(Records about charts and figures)
###

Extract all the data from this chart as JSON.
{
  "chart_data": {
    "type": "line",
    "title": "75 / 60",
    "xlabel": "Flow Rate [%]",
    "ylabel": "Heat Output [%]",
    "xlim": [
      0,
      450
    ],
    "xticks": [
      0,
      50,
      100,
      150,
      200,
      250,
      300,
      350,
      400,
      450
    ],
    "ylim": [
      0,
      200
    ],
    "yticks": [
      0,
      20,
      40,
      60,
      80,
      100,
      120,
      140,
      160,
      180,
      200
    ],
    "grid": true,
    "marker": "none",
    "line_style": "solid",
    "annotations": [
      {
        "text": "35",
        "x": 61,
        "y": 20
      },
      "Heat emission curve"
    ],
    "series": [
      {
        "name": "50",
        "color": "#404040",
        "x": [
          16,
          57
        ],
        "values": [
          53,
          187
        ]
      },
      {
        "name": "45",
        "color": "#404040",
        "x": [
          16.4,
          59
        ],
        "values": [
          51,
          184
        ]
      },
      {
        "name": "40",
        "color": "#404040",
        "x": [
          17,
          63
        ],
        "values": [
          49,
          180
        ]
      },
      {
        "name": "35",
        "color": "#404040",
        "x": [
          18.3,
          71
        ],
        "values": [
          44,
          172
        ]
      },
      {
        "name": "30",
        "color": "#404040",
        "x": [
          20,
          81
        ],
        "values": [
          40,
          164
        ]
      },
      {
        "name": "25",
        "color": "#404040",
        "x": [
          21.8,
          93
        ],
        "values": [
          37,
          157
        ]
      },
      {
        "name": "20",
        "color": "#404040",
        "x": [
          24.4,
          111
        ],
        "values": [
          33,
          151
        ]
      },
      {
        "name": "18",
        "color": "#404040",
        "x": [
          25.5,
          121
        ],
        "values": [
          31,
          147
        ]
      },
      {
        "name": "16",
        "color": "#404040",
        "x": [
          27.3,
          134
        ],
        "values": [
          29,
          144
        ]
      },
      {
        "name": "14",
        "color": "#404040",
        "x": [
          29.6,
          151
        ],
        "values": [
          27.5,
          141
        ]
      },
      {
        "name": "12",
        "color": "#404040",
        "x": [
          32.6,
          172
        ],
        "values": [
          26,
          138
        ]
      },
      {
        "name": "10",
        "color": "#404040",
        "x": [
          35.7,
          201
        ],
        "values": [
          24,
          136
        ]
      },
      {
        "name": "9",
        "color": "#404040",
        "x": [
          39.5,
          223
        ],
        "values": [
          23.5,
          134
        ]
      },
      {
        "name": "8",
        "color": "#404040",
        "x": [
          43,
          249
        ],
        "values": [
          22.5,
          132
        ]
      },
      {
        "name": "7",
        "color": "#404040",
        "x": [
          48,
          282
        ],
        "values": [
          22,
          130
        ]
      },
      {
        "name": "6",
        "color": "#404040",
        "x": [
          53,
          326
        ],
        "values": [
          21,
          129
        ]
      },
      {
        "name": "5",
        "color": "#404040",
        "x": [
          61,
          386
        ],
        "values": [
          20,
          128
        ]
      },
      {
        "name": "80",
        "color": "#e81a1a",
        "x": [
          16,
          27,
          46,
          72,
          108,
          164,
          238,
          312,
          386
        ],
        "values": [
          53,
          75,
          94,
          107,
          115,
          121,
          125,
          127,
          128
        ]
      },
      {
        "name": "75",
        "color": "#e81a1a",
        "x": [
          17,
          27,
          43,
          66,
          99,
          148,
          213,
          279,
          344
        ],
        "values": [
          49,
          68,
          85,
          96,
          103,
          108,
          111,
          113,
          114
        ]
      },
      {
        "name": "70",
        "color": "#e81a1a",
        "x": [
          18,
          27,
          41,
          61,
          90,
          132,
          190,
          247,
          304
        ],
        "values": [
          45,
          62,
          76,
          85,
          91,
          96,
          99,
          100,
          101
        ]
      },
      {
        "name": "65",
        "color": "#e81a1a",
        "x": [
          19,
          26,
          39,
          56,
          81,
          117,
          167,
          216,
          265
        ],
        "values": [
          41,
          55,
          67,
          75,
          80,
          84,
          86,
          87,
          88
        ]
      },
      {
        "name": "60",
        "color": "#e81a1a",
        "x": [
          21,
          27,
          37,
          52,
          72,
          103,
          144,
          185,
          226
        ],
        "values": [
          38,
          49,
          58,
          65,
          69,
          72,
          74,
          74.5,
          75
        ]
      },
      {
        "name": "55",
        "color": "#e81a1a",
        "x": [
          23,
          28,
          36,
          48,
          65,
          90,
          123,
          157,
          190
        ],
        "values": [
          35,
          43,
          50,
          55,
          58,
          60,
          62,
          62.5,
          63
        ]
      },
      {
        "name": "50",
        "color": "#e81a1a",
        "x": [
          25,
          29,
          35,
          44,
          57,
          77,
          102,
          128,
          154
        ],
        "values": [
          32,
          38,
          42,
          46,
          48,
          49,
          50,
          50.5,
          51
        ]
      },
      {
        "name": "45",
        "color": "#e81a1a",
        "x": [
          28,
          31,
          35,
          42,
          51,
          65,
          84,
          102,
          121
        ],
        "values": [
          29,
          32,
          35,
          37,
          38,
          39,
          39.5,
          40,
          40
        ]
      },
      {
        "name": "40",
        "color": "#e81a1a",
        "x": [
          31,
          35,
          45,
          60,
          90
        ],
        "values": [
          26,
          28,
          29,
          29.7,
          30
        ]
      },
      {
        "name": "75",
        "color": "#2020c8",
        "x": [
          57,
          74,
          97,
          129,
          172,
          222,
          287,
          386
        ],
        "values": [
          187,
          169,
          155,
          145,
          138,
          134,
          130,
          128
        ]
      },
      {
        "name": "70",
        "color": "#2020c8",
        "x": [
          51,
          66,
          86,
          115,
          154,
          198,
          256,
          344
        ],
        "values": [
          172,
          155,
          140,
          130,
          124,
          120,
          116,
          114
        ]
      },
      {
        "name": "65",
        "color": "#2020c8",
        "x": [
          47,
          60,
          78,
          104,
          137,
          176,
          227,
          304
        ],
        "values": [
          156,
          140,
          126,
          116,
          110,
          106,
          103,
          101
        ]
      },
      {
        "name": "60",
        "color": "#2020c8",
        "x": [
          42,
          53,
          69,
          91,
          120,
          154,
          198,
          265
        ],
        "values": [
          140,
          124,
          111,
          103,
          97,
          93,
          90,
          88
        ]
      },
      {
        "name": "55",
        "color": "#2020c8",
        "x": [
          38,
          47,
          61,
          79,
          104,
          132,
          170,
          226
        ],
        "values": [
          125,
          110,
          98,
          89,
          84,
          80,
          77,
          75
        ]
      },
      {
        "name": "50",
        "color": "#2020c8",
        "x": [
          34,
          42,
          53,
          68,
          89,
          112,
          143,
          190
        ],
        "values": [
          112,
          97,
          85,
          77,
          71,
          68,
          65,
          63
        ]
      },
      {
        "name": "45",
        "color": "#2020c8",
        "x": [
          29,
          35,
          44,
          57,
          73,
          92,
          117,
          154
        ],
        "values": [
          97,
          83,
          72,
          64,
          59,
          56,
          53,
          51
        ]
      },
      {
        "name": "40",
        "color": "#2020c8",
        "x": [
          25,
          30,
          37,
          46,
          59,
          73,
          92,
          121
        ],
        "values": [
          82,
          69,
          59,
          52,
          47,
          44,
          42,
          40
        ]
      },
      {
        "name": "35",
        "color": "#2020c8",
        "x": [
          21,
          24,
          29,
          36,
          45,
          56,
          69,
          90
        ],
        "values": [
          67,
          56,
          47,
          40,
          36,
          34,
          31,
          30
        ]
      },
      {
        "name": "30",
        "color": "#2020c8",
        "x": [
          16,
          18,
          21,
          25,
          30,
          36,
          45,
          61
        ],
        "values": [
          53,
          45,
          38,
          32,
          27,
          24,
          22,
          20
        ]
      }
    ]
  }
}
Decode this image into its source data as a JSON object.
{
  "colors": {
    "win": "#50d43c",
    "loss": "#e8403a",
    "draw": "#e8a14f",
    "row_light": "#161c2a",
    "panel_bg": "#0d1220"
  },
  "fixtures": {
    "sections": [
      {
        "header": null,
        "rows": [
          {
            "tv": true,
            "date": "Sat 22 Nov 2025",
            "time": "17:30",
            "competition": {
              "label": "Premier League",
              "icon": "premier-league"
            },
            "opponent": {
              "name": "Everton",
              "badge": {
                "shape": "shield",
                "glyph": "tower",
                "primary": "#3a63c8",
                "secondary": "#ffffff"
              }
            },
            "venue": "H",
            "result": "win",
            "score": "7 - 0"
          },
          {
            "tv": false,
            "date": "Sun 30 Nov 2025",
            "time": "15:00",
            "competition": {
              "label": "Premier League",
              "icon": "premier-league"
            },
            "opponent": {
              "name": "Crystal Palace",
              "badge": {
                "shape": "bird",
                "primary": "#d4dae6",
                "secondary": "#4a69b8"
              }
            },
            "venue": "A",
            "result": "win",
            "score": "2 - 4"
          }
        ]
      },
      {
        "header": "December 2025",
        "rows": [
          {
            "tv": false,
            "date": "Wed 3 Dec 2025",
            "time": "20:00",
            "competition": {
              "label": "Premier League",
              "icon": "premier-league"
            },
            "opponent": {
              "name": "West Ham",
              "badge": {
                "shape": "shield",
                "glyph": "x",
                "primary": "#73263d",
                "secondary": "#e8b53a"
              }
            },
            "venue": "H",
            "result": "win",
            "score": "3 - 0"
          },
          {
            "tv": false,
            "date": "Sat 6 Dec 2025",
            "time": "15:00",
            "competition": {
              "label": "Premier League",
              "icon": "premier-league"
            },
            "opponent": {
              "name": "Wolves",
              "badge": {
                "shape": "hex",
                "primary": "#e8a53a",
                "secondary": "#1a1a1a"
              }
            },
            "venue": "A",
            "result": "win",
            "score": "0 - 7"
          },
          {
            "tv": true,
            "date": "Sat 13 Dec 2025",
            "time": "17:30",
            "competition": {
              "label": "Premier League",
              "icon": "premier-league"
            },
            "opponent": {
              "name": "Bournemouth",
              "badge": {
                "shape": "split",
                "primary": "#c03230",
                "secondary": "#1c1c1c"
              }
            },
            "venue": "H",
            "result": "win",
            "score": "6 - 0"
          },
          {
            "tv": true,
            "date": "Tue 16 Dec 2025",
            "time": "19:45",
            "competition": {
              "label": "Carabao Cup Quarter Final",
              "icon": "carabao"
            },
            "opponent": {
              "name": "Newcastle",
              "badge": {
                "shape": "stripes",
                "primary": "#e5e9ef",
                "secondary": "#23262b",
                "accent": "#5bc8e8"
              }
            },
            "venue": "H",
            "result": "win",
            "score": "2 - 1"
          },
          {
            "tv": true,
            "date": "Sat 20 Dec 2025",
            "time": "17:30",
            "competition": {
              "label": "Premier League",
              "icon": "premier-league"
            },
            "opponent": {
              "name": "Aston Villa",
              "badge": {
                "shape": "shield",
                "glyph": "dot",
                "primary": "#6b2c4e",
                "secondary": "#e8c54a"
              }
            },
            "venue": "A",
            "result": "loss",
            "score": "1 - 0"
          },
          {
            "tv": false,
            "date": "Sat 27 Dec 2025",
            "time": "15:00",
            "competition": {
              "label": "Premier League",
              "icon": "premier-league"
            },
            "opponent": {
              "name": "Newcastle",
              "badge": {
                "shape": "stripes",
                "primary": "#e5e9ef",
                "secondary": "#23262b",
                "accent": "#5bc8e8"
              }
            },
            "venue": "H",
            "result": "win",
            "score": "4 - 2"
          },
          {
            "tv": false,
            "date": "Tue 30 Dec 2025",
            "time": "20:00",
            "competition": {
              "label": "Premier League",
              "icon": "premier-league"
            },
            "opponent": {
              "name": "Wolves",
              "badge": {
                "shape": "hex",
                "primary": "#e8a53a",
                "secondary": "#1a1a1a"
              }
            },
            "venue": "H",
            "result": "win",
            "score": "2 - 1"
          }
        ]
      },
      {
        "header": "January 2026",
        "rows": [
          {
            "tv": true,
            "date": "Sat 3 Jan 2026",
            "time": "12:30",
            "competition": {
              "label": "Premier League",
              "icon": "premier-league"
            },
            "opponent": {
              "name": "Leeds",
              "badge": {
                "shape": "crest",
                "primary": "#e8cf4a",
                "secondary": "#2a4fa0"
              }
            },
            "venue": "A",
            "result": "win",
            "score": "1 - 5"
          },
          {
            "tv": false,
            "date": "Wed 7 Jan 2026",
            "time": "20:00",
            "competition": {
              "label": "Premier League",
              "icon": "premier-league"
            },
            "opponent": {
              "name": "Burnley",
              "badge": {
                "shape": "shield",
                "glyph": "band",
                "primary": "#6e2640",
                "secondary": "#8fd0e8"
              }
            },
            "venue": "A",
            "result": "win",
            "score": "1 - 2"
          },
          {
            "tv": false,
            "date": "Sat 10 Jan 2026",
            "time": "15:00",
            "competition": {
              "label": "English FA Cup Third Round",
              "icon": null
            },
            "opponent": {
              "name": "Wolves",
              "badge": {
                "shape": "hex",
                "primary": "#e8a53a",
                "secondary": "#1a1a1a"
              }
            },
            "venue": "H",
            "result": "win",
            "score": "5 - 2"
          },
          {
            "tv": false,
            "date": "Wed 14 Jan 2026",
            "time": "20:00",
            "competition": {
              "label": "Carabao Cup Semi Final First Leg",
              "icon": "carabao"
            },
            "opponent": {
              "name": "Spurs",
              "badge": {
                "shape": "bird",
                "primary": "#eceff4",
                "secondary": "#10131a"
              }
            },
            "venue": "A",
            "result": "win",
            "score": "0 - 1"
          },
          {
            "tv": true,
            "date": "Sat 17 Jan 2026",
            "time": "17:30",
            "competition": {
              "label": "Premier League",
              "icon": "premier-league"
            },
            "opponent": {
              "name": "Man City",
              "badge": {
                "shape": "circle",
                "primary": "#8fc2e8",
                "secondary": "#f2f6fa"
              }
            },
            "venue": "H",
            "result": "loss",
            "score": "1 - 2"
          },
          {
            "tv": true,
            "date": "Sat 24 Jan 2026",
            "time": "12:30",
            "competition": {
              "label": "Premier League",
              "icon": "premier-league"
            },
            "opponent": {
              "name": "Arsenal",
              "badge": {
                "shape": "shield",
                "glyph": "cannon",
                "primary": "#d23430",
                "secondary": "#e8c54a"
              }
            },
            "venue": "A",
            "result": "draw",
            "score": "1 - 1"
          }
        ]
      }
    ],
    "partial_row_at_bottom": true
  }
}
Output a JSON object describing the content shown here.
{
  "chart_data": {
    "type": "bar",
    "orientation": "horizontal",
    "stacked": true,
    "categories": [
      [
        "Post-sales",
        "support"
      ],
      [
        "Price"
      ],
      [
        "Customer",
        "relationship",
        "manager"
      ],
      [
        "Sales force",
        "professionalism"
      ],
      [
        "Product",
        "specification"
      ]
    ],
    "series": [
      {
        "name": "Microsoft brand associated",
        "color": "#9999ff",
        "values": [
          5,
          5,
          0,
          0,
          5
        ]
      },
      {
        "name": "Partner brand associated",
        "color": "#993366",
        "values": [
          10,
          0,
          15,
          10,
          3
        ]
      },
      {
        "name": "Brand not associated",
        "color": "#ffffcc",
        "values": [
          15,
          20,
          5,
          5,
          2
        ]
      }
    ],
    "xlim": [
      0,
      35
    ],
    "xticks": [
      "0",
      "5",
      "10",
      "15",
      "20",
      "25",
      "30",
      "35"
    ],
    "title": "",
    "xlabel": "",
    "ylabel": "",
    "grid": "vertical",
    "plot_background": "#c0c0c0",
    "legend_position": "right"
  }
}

###

▸ **What the exercise asks**
Copy down every line of the material above that includes the string "Output".

▸ **Reply**
    "ylabel": "Heat Output [%]",
Output a JSON object describing the content shown here.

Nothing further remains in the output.